[Stored entries]:
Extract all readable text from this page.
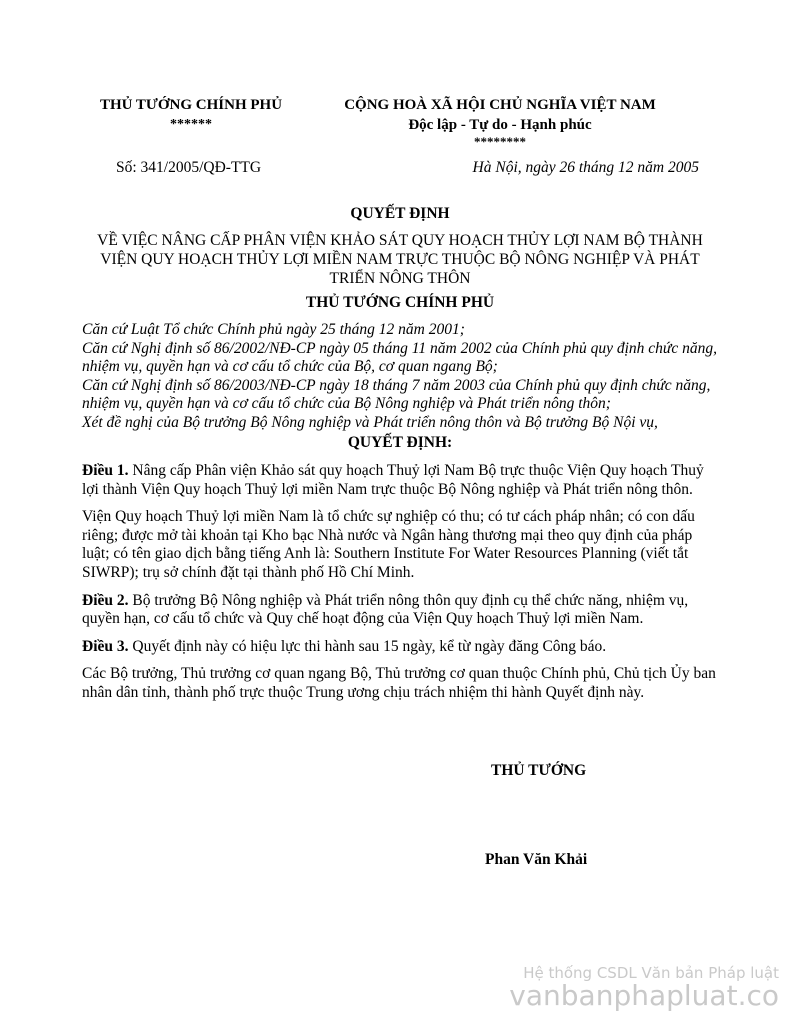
THỦ TƯỚNG CHÍNH PHỦ
******
CỘNG HOÀ XÃ HỘI CHỦ NGHĨA VIỆT NAM
Độc lập - Tự do - Hạnh phúc
********
Số: 341/2005/QĐ-TTG	Hà Nội, ngày 26 tháng 12 năm 2005
QUYẾT ĐỊNH
VỀ VIỆC NÂNG CẤP PHÂN VIỆN KHẢO SÁT QUY HOẠCH THỦY LỢI NAM BỘ THÀNH VIỆN QUY HOẠCH THỦY LỢI MIỀN NAM TRỰC THUỘC BỘ NÔNG NGHIỆP VÀ PHÁT TRIỂN NÔNG THÔN
THỦ TƯỚNG CHÍNH PHỦ

Căn cứ Luật Tổ chức Chính phủ ngày 25 tháng 12 năm 2001;

Căn cứ Nghị định số 86/2002/NĐ-CP ngày 05 tháng 11 năm 2002 của Chính phủ quy định chức năng, nhiệm vụ, quyền hạn và cơ cấu tổ chức của Bộ, cơ quan ngang Bộ;

Căn cứ Nghị định số 86/2003/NĐ-CP ngày 18 tháng 7 năm 2003 của Chính phủ quy định chức năng, nhiệm vụ, quyền hạn và cơ cấu tổ chức của Bộ Nông nghiệp và Phát triển nông thôn;

Xét đề nghị của Bộ trưởng Bộ Nông nghiệp và Phát triển nông thôn và Bộ trưởng Bộ Nội vụ,

QUYẾT ĐỊNH:

Điều 1. Nâng cấp Phân viện Khảo sát quy hoạch Thuỷ lợi Nam Bộ trực thuộc Viện Quy hoạch Thuỷ lợi thành Viện Quy hoạch Thuỷ lợi miền Nam trực thuộc Bộ Nông nghiệp và Phát triển nông thôn.

Viện Quy hoạch Thuỷ lợi miền Nam là tổ chức sự nghiệp có thu; có tư cách pháp nhân; có con dấu riêng; được mở tài khoản tại Kho bạc Nhà nước và Ngân hàng thương mại theo quy định của pháp luật; có tên giao dịch bằng tiếng Anh là: Southern Institute For Water Resources Planning (viết tắt SIWRP); trụ sở chính đặt tại thành phố Hồ Chí Minh.

Điều 2. Bộ trưởng Bộ Nông nghiệp và Phát triển nông thôn quy định cụ thể chức năng, nhiệm vụ, quyền hạn, cơ cấu tổ chức và Quy chế hoạt động của Viện Quy hoạch Thuỷ lợi miền Nam.

Điều 3. Quyết định này có hiệu lực thi hành sau 15 ngày, kể từ ngày đăng Công báo.

Các Bộ trưởng, Thủ trưởng cơ quan ngang Bộ, Thủ trưởng cơ quan thuộc Chính phủ, Chủ tịch Ủy ban nhân dân tỉnh, thành phố trực thuộc Trung ương chịu trách nhiệm thi hành Quyết định này.

THỦ TƯỚNG
Phan Văn Khải
Hệ thống CSDL Văn bản Pháp luật
vanbanphapluat.co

[TASK REQUIREMENTS]: Your task is to list each line of the records with the word "ngang".

[FINISHED ANSWER]:
Căn cứ Nghị định số 86/2002/NĐ-CP ngày 05 tháng 11 năm 2002 của Chính phủ quy định chức năng, nhiệm vụ, quyền hạn và cơ cấu tổ chức của Bộ, cơ quan ngang Bộ;
Các Bộ trưởng, Thủ trưởng cơ quan ngang Bộ, Thủ trưởng cơ quan thuộc Chính phủ, Chủ tịch Ủy ban nhân dân tỉnh, thành phố trực thuộc Trung ương chịu trách nhiệm thi hành Quyết định này.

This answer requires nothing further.